[What the exercise asks] Update the entries below, swapping every "y-tick-label" for "y-axis-label" and leaving everything else untouched.

[Dataset]
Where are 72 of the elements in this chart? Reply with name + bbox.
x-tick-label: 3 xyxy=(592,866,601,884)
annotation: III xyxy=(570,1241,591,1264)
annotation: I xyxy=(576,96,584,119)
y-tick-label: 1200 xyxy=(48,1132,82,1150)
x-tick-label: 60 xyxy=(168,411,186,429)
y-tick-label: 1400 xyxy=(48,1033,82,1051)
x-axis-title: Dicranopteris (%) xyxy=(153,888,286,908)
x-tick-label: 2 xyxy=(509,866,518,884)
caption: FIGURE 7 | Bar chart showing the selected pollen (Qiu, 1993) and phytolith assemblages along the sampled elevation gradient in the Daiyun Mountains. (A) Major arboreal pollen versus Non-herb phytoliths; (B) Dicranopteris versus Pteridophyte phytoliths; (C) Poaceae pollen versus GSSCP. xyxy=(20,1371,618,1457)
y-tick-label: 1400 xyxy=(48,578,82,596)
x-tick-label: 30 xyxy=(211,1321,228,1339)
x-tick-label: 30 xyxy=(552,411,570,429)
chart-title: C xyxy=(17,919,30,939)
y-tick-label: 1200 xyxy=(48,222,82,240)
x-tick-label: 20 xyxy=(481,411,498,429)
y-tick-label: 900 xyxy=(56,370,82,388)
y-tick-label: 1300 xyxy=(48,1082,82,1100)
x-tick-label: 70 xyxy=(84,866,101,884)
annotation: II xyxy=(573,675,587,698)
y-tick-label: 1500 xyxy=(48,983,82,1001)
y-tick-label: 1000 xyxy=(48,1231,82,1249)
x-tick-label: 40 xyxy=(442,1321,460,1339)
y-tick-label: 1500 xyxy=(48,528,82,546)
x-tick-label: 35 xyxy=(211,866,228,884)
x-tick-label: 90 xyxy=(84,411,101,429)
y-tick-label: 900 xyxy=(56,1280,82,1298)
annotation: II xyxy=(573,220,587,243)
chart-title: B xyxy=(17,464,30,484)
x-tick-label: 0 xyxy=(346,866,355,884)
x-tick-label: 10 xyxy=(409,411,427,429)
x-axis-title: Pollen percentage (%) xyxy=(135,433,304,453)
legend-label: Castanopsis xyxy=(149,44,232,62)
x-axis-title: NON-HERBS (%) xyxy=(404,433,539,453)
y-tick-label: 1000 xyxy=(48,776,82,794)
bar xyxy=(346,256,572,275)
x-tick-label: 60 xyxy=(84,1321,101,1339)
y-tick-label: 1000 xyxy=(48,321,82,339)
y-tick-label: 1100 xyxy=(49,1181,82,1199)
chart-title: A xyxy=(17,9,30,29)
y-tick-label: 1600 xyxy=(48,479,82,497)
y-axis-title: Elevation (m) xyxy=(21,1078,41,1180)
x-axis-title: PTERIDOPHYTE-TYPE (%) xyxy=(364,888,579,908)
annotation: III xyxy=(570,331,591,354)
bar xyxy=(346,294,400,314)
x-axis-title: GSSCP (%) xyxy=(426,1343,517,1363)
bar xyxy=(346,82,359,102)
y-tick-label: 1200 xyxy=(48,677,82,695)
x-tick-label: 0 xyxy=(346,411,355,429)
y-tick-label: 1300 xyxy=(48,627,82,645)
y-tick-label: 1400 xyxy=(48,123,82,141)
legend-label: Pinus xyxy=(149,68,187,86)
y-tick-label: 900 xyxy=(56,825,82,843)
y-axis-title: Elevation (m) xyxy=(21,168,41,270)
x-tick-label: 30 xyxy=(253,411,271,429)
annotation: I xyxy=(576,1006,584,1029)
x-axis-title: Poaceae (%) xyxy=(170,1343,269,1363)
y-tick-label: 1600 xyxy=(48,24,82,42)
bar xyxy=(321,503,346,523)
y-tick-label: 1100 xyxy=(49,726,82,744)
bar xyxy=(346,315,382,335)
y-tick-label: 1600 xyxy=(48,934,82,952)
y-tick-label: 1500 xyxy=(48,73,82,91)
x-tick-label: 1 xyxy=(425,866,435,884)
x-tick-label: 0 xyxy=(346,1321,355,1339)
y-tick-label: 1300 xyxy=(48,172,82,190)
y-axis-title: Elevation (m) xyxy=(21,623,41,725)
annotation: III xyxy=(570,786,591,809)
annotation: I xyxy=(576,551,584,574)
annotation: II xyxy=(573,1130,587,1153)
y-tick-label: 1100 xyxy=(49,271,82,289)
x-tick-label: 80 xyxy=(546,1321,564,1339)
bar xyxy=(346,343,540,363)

[Result for this exercise]
Where are 72 of the elements in this chart? Reply with name + bbox.
x-tick-label: 3 xyxy=(592,866,601,884)
annotation: III xyxy=(570,1241,591,1264)
annotation: I xyxy=(576,96,584,119)
y-axis-label: 1200 xyxy=(48,1132,82,1150)
x-tick-label: 60 xyxy=(168,411,186,429)
y-axis-label: 1400 xyxy=(48,1033,82,1051)
x-axis-title: Dicranopteris (%) xyxy=(153,888,286,908)
x-tick-label: 2 xyxy=(509,866,518,884)
caption: FIGURE 7 | Bar chart showing the selected pollen (Qiu, 1993) and phytolith assemblages along the sampled elevation gradient in the Daiyun Mountains. (A) Major arboreal pollen versus Non-herb phytoliths; (B) Dicranopteris versus Pteridophyte phytoliths; (C) Poaceae pollen versus GSSCP. xyxy=(20,1371,618,1457)
y-axis-label: 1400 xyxy=(48,578,82,596)
x-tick-label: 30 xyxy=(211,1321,228,1339)
x-tick-label: 30 xyxy=(552,411,570,429)
chart-title: C xyxy=(17,919,30,939)
y-axis-label: 1200 xyxy=(48,222,82,240)
x-tick-label: 20 xyxy=(481,411,498,429)
y-axis-label: 900 xyxy=(56,370,82,388)
y-axis-label: 1300 xyxy=(48,1082,82,1100)
x-tick-label: 70 xyxy=(84,866,101,884)
annotation: II xyxy=(573,675,587,698)
y-axis-label: 1500 xyxy=(48,983,82,1001)
y-axis-label: 1000 xyxy=(48,1231,82,1249)
x-tick-label: 40 xyxy=(442,1321,460,1339)
y-axis-label: 1500 xyxy=(48,528,82,546)
x-tick-label: 35 xyxy=(211,866,228,884)
x-tick-label: 90 xyxy=(84,411,101,429)
y-axis-label: 900 xyxy=(56,1280,82,1298)
annotation: II xyxy=(573,220,587,243)
chart-title: B xyxy=(17,464,30,484)
x-tick-label: 0 xyxy=(346,866,355,884)
x-tick-label: 10 xyxy=(409,411,427,429)
x-axis-title: Pollen percentage (%) xyxy=(135,433,304,453)
legend-label: Castanopsis xyxy=(149,44,232,62)
x-axis-title: NON-HERBS (%) xyxy=(404,433,539,453)
y-axis-label: 1000 xyxy=(48,776,82,794)
bar xyxy=(346,256,572,275)
x-tick-label: 60 xyxy=(84,1321,101,1339)
y-axis-label: 1000 xyxy=(48,321,82,339)
y-axis-label: 1100 xyxy=(49,1181,82,1199)
chart-title: A xyxy=(17,9,30,29)
y-axis-label: 1600 xyxy=(48,479,82,497)
y-axis-title: Elevation (m) xyxy=(21,1078,41,1180)
x-axis-title: PTERIDOPHYTE-TYPE (%) xyxy=(364,888,579,908)
annotation: III xyxy=(570,331,591,354)
bar xyxy=(346,294,400,314)
x-axis-title: GSSCP (%) xyxy=(426,1343,517,1363)
bar xyxy=(346,82,359,102)
y-axis-label: 1200 xyxy=(48,677,82,695)
x-tick-label: 0 xyxy=(346,411,355,429)
y-axis-label: 1300 xyxy=(48,627,82,645)
y-axis-label: 1400 xyxy=(48,123,82,141)
legend-label: Pinus xyxy=(149,68,187,86)
y-axis-label: 900 xyxy=(56,825,82,843)
y-axis-title: Elevation (m) xyxy=(21,168,41,270)
x-tick-label: 30 xyxy=(253,411,271,429)
annotation: I xyxy=(576,1006,584,1029)
x-axis-title: Poaceae (%) xyxy=(170,1343,269,1363)
y-axis-label: 1600 xyxy=(48,24,82,42)
bar xyxy=(321,503,346,523)
y-axis-label: 1100 xyxy=(49,726,82,744)
bar xyxy=(346,315,382,335)
y-axis-label: 1600 xyxy=(48,934,82,952)
y-axis-label: 1500 xyxy=(48,73,82,91)
x-tick-label: 1 xyxy=(425,866,435,884)
x-tick-label: 0 xyxy=(346,1321,355,1339)
y-axis-label: 1300 xyxy=(48,172,82,190)
y-axis-title: Elevation (m) xyxy=(21,623,41,725)
annotation: III xyxy=(570,786,591,809)
annotation: I xyxy=(576,551,584,574)
annotation: II xyxy=(573,1130,587,1153)
y-axis-label: 1100 xyxy=(49,271,82,289)
x-tick-label: 80 xyxy=(546,1321,564,1339)
bar xyxy=(346,343,540,363)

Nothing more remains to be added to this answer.